* **Task goal**
Write out the listing in full, matching it word for word.

(Data excerpts)
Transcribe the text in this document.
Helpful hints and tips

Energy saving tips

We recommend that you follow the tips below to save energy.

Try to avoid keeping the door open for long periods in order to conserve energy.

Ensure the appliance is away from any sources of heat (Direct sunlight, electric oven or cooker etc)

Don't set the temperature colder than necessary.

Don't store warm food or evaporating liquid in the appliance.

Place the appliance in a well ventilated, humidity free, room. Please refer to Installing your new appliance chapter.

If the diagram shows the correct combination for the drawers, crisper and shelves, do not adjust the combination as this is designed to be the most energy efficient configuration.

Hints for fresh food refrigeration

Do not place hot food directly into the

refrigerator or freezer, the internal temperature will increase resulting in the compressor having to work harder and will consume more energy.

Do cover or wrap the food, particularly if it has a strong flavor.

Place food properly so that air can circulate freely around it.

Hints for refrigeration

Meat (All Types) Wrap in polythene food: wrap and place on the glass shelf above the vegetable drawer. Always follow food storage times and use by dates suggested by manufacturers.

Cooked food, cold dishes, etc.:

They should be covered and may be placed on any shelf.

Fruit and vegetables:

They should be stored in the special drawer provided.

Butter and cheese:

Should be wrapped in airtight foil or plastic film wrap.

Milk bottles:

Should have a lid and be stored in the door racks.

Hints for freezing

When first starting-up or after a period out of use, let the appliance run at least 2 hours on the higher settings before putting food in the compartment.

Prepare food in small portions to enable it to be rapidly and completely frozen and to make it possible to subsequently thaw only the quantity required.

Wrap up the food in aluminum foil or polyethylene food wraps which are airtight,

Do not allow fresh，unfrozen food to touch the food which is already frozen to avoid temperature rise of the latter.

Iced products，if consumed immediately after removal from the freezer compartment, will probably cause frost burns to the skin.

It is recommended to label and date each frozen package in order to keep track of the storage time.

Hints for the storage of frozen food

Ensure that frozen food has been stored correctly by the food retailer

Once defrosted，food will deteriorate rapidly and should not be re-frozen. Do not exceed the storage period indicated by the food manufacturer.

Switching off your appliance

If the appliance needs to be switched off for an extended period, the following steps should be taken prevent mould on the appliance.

* **Answer to this task**
Transcribe the text in this document.
Helpful hints and tips

Energy saving tips

We recommend that you follow the tips below to save energy.

Try to avoid keeping the door open for long periods in order to conserve energy.

Ensure the appliance is away from any sources of heat (Direct sunlight, electric oven or cooker etc)

Don't set the temperature colder than necessary.

Don't store warm food or evaporating liquid in the appliance.

Place the appliance in a well ventilated, humidity free, room. Please refer to Installing your new appliance chapter.

If the diagram shows the correct combination for the drawers, crisper and shelves, do not adjust the combination as this is designed to be the most energy efficient configuration.

Hints for fresh food refrigeration

Do not place hot food directly into the

refrigerator or freezer, the internal temperature will increase resulting in the compressor having to work harder and will consume more energy.

Do cover or wrap the food, particularly if it has a strong flavor.

Place food properly so that air can circulate freely around it.

Hints for refrigeration

Meat (All Types) Wrap in polythene food: wrap and place on the glass shelf above the vegetable drawer. Always follow food storage times and use by dates suggested by manufacturers.

Cooked food, cold dishes, etc.:

They should be covered and may be placed on any shelf.

Fruit and vegetables:

They should be stored in the special drawer provided.

Butter and cheese:

Should be wrapped in airtight foil or plastic film wrap.

Milk bottles:

Should have a lid and be stored in the door racks.

Hints for freezing

When first starting-up or after a period out of use, let the appliance run at least 2 hours on the higher settings before putting food in the compartment.

Prepare food in small portions to enable it to be rapidly and completely frozen and to make it possible to subsequently thaw only the quantity required.

Wrap up the food in aluminum foil or polyethylene food wraps which are airtight,

Do not allow fresh，unfrozen food to touch the food which is already frozen to avoid temperature rise of the latter.

Iced products，if consumed immediately after removal from the freezer compartment, will probably cause frost burns to the skin.

It is recommended to label and date each frozen package in order to keep track of the storage time.

Hints for the storage of frozen food

Ensure that frozen food has been stored correctly by the food retailer

Once defrosted，food will deteriorate rapidly and should not be re-frozen. Do not exceed the storage period indicated by the food manufacturer.

Switching off your appliance

If the appliance needs to be switched off for an extended period, the following steps should be taken prevent mould on the appliance.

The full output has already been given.